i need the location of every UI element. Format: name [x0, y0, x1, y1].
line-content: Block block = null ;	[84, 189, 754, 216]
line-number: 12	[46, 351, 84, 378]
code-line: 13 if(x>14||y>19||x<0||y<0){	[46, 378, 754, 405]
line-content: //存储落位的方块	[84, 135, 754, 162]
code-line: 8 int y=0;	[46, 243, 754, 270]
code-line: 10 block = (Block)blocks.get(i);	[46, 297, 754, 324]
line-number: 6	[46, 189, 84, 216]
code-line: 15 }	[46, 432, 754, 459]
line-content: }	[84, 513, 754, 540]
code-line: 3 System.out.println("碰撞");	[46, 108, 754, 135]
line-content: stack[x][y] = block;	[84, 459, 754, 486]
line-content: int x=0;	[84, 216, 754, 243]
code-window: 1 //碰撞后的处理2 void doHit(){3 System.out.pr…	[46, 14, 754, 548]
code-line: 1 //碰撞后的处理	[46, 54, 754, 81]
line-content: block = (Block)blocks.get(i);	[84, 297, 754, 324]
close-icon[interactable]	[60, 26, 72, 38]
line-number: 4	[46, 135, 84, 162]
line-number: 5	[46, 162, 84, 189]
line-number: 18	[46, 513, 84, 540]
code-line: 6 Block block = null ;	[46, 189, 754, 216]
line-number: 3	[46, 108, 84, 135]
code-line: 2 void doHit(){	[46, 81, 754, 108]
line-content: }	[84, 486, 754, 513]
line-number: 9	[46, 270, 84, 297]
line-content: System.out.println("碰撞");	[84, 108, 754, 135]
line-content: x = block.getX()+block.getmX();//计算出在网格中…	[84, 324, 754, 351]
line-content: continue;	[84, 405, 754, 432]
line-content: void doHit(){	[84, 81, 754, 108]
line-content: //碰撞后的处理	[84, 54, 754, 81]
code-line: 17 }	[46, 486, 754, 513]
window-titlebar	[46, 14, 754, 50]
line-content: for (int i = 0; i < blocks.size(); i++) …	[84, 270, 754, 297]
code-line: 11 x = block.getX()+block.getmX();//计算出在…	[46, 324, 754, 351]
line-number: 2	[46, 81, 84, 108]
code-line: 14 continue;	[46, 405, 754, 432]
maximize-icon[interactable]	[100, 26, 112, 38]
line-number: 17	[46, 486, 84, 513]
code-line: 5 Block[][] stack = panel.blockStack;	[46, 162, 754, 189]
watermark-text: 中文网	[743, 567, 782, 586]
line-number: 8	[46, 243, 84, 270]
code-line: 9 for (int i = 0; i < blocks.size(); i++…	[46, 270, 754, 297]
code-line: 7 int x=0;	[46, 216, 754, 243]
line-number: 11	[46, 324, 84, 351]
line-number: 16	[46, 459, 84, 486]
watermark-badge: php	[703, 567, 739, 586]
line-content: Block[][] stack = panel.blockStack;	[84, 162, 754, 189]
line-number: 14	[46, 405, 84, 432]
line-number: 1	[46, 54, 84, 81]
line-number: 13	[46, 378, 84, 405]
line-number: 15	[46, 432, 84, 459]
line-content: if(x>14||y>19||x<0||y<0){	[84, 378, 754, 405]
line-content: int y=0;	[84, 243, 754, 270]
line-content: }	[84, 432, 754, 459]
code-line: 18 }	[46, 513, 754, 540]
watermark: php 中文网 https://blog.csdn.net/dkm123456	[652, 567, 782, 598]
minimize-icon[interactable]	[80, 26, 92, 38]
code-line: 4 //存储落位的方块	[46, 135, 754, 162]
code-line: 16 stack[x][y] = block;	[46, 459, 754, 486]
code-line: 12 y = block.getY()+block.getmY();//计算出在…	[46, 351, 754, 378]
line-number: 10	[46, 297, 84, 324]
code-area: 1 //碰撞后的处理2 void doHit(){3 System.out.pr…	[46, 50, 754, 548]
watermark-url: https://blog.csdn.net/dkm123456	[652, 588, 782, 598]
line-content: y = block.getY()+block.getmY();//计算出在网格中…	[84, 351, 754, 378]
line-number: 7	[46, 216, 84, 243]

------------

■ **Problem description**:
Can you give everything from the start of the records down to the line containing "459, 84, 486]" again, both ends included, with "line-number" swapped for "gutter-number" and nothing else changed?

■ **Solution to this task**:
i need the location of every UI element. Format: name [x0, y0, x1, y1].
line-content: Block block = null ;	[84, 189, 754, 216]
gutter-number: 12	[46, 351, 84, 378]
code-line: 13 if(x>14||y>19||x<0||y<0){	[46, 378, 754, 405]
line-content: //存储落位的方块	[84, 135, 754, 162]
code-line: 8 int y=0;	[46, 243, 754, 270]
code-line: 10 block = (Block)blocks.get(i);	[46, 297, 754, 324]
gutter-number: 6	[46, 189, 84, 216]
code-line: 15 }	[46, 432, 754, 459]
line-content: }	[84, 513, 754, 540]
code-line: 3 System.out.println("碰撞");	[46, 108, 754, 135]
line-content: stack[x][y] = block;	[84, 459, 754, 486]
line-content: int x=0;	[84, 216, 754, 243]
code-window: 1 //碰撞后的处理2 void doHit(){3 System.out.pr…	[46, 14, 754, 548]
code-line: 1 //碰撞后的处理	[46, 54, 754, 81]
line-content: block = (Block)blocks.get(i);	[84, 297, 754, 324]
close-icon[interactable]	[60, 26, 72, 38]
gutter-number: 4	[46, 135, 84, 162]
gutter-number: 5	[46, 162, 84, 189]
gutter-number: 18	[46, 513, 84, 540]
code-line: 6 Block block = null ;	[46, 189, 754, 216]
gutter-number: 3	[46, 108, 84, 135]
code-line: 2 void doHit(){	[46, 81, 754, 108]
line-content: }	[84, 486, 754, 513]
gutter-number: 9	[46, 270, 84, 297]
line-content: System.out.println("碰撞");	[84, 108, 754, 135]
line-content: x = block.getX()+block.getmX();//计算出在网格中…	[84, 324, 754, 351]
line-content: continue;	[84, 405, 754, 432]
line-content: void doHit(){	[84, 81, 754, 108]
line-content: //碰撞后的处理	[84, 54, 754, 81]
code-line: 17 }	[46, 486, 754, 513]
window-titlebar	[46, 14, 754, 50]
line-content: for (int i = 0; i < blocks.size(); i++) …	[84, 270, 754, 297]
code-line: 11 x = block.getX()+block.getmX();//计算出在…	[46, 324, 754, 351]
gutter-number: 2	[46, 81, 84, 108]
code-line: 14 continue;	[46, 405, 754, 432]
maximize-icon[interactable]	[100, 26, 112, 38]
gutter-number: 17	[46, 486, 84, 513]
code-line: 5 Block[][] stack = panel.blockStack;	[46, 162, 754, 189]
watermark-text: 中文网	[743, 567, 782, 586]
gutter-number: 8	[46, 243, 84, 270]
code-line: 9 for (int i = 0; i < blocks.size(); i++…	[46, 270, 754, 297]
code-line: 7 int x=0;	[46, 216, 754, 243]
gutter-number: 11	[46, 324, 84, 351]
gutter-number: 16	[46, 459, 84, 486]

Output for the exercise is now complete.